[Data excerpts]
★ ★ ★

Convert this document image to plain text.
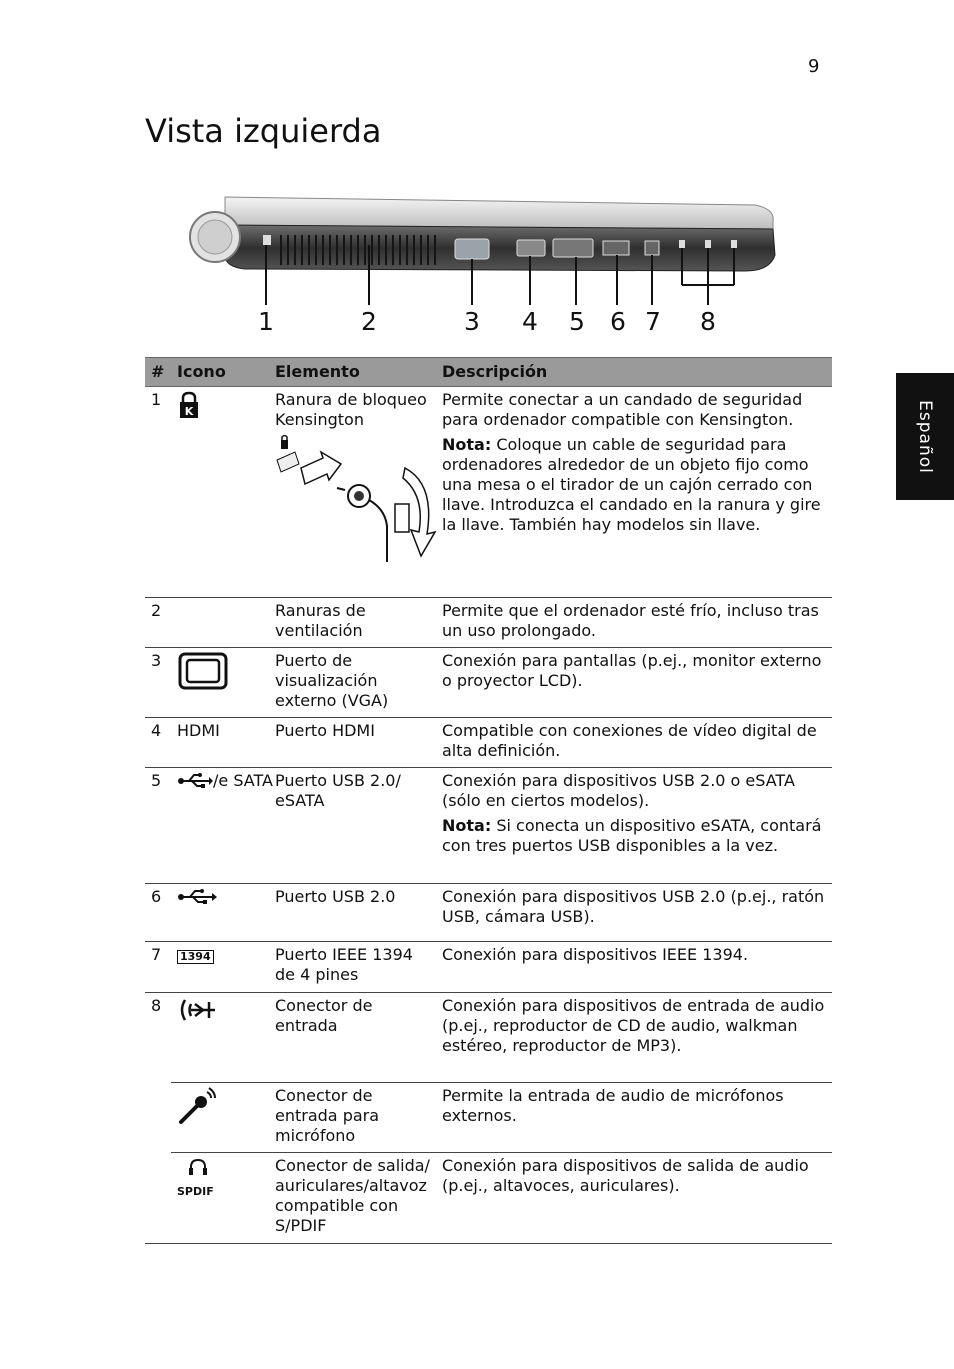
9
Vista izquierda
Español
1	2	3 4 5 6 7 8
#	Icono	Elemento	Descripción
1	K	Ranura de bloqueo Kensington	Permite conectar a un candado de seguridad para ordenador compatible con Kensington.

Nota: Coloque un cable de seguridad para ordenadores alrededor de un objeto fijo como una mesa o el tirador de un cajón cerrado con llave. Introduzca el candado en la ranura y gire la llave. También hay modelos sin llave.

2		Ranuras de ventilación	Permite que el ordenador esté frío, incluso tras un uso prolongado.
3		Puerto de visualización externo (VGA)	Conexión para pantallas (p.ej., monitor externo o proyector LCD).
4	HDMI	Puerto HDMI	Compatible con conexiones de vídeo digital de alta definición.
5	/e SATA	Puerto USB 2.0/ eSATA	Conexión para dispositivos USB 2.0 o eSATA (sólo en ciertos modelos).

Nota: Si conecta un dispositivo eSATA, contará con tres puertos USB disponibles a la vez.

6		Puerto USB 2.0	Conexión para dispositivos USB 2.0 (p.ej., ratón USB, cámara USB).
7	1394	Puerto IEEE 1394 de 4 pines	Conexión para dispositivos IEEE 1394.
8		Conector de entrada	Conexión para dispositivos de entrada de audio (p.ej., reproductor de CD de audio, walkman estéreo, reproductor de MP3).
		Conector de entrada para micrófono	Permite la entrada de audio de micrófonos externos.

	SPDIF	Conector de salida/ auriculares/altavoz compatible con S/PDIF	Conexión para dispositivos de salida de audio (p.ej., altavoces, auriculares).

★ ★ ★

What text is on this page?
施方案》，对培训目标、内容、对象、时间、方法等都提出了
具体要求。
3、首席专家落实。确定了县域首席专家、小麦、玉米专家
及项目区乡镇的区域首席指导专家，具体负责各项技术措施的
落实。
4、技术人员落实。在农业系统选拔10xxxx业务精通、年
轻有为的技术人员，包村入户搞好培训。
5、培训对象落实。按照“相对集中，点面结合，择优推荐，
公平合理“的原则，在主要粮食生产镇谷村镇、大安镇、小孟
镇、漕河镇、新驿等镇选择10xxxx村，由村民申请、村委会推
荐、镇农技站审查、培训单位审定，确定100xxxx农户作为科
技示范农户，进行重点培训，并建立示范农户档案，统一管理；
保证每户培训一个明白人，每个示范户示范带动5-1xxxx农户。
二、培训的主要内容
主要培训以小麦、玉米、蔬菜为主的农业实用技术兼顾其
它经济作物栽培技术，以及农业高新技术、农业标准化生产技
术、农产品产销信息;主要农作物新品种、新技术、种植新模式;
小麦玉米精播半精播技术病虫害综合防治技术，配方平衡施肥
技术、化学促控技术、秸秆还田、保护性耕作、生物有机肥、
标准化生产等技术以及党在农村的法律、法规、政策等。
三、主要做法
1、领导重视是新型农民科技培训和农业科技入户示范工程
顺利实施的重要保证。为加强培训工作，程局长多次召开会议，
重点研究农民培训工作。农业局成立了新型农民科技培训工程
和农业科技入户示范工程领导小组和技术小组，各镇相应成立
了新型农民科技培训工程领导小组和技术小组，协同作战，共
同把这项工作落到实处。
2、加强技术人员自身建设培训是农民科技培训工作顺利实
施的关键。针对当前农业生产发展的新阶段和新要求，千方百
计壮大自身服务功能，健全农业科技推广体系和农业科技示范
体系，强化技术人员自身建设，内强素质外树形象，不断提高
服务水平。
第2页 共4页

★ ★ ★

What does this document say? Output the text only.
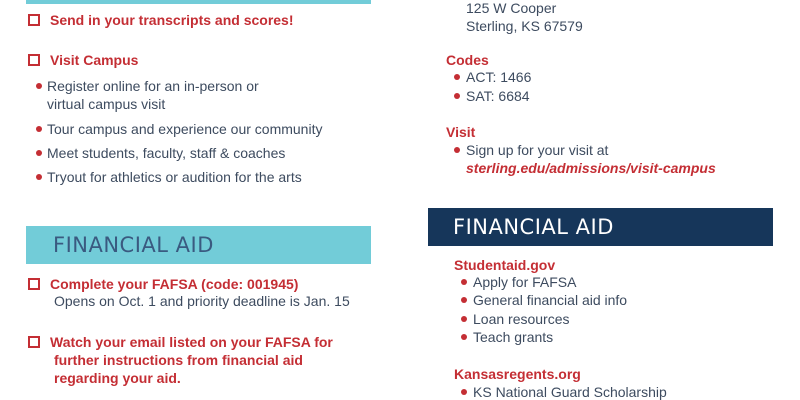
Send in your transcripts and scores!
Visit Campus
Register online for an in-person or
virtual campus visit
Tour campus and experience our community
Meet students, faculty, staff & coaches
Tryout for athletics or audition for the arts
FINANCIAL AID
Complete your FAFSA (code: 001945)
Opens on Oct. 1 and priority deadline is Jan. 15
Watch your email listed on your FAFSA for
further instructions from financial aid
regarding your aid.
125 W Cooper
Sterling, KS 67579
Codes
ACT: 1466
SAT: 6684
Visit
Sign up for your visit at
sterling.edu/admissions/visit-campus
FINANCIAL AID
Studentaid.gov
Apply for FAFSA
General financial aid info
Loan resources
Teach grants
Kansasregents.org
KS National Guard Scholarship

★ ★ ★

## EXERCISE TASK:
Gather up the lines that contain the word "your".

## ANSWER BELOW:
Send in your transcripts and scores!
Complete your FAFSA (code: 001945)
Watch your email listed on your FAFSA for
regarding your aid.
Sign up for your visit at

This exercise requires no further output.